**The task:** Go through the data below. List every line that holds the word "years".

__________

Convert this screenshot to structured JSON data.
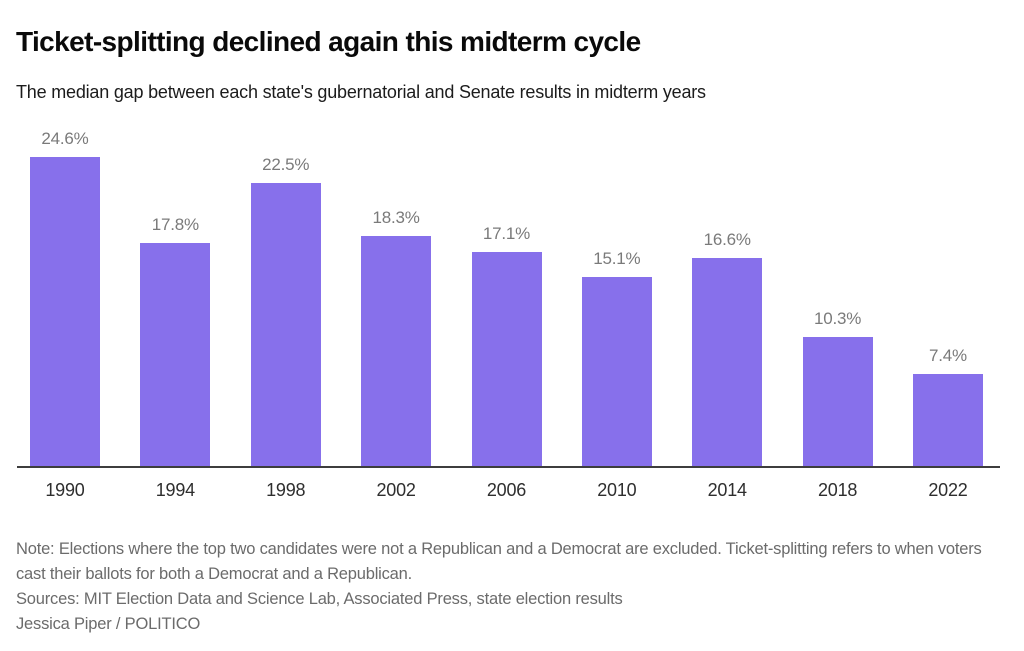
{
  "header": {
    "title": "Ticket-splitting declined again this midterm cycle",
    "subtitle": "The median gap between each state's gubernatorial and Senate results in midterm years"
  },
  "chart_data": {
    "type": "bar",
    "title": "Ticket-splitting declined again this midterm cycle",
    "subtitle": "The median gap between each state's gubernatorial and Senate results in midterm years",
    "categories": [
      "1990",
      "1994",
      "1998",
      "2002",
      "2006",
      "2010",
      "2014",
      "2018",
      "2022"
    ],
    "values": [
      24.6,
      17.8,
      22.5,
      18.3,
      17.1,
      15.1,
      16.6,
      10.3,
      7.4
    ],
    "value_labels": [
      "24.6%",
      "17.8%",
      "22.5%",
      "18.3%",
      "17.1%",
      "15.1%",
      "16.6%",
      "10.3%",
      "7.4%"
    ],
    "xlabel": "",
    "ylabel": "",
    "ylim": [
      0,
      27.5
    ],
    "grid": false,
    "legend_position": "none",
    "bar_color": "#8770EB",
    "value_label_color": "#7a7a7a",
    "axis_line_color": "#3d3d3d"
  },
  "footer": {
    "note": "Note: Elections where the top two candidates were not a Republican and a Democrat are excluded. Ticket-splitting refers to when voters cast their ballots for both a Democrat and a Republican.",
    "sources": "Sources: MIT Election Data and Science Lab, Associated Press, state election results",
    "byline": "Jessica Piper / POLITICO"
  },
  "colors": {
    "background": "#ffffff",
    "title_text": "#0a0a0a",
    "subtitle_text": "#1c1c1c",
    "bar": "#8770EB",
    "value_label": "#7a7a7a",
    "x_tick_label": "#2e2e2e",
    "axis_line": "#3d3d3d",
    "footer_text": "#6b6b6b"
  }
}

__________

**The output:**
    "subtitle": "The median gap between each state's gubernatorial and Senate results in midterm years"
    "subtitle": "The median gap between each state's gubernatorial and Senate results in midterm years",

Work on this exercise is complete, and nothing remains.